— Start of Task input —

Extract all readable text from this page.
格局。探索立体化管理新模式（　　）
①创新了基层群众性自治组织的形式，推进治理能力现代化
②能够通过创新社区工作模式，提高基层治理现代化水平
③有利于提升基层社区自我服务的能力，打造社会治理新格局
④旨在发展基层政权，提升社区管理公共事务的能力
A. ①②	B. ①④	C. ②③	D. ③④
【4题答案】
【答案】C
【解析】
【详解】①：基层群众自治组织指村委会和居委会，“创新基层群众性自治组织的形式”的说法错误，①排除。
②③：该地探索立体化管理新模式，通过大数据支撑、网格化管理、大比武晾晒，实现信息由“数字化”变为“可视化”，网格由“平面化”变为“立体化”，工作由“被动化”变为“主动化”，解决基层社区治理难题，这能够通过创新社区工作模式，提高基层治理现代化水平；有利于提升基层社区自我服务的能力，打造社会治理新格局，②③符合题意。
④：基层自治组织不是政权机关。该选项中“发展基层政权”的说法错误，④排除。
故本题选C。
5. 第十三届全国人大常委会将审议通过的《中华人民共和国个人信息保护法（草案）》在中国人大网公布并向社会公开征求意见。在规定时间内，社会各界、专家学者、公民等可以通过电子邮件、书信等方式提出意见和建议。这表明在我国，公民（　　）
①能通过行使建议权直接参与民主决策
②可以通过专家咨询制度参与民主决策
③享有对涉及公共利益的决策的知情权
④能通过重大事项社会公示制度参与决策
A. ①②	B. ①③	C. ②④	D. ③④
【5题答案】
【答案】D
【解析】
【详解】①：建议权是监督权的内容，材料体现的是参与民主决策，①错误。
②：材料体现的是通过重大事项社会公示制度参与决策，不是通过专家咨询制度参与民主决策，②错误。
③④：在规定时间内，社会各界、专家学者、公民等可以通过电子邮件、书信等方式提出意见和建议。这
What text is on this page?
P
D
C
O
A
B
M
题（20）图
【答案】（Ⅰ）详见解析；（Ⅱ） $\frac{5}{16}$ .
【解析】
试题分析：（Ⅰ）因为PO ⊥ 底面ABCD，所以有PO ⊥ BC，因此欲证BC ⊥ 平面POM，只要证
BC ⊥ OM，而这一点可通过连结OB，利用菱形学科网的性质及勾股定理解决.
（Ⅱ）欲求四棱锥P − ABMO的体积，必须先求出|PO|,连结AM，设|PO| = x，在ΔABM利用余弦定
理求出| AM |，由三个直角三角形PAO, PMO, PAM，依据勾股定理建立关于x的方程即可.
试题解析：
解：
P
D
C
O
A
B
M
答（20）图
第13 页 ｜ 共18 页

— End of Task input —

▶ **What the exercise asks**
Give the number of lines above that hold the word "在规定时间内", and nothing more.

▶ **Answer to this task**
2